**Metin Parçası**
Bartın Üniversitesi Mühendislik Fakültesi bünyesinde kurulan Makine Mühendisliği...
BARTIN ÜNİVERSİTESİ MAKİNE MÜHENDİSLİĞİ BÖLÜM BAŞKANI PROF. DR. MUSTAFA SABRİ GÖK, ULUSLARARASI DÜZEYDE BİLGİ VE TEKNOLOJİ ÜRETİMİ VE ENTEGRASYONUNU SAĞLAYAN ARAŞTIRMALARLA, ULUSAL SANAYİNİN PROBLEMLERİNE ÇÖZÜM ÜRETMENİN EN ÖNEMLİ AMAÇLARINDAN BİRİ OLDUĞUNU SÖYLÜYOR.

**Yapılacak İş**
Makine Mühendisliği bölümüyle ilgili yukarıdaki metinde "BARTIN ÜNİVERSİTESİ MAKİNE" sözcükleriyle açılıp "BİRİ OLDUĞUNU SÖYLÜYOR." sözcükleriyle kapanan kısmı hiçbir şeyini değiştirmeden, kelimesi kelimesine aktarın.

**Verilen Malzeme**

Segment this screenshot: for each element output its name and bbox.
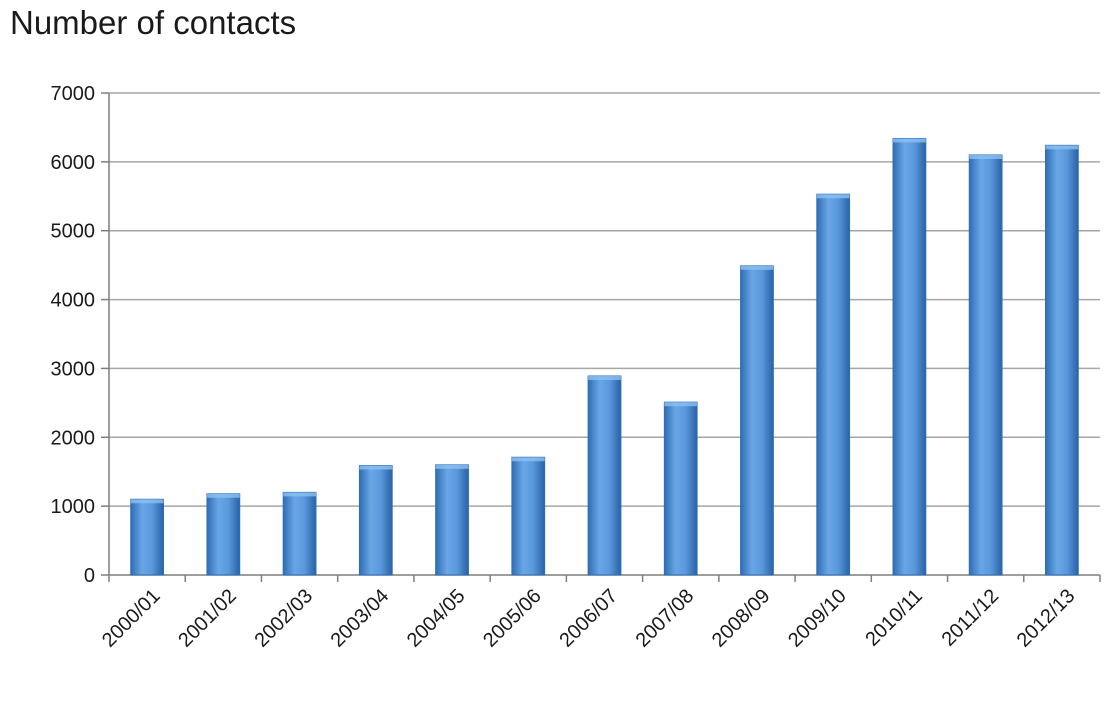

**Çözüm**
BARTIN ÜNİVERSİTESİ MAKİNE MÜHENDİSLİĞİ BÖLÜM BAŞKANI PROF. DR. MUSTAFA SABRİ GÖK, ULUSLARARASI DÜZEYDE BİLGİ VE TEKNOLOJİ ÜRETİMİ VE ENTEGRASYONUNU SAĞLAYAN ARAŞTIRMALARLA, ULUSAL SANAYİNİN PROBLEMLERİNE ÇÖZÜM ÜRETMENİN EN ÖNEMLİ AMAÇLARINDAN BİRİ OLDUĞUNU SÖYLÜYOR.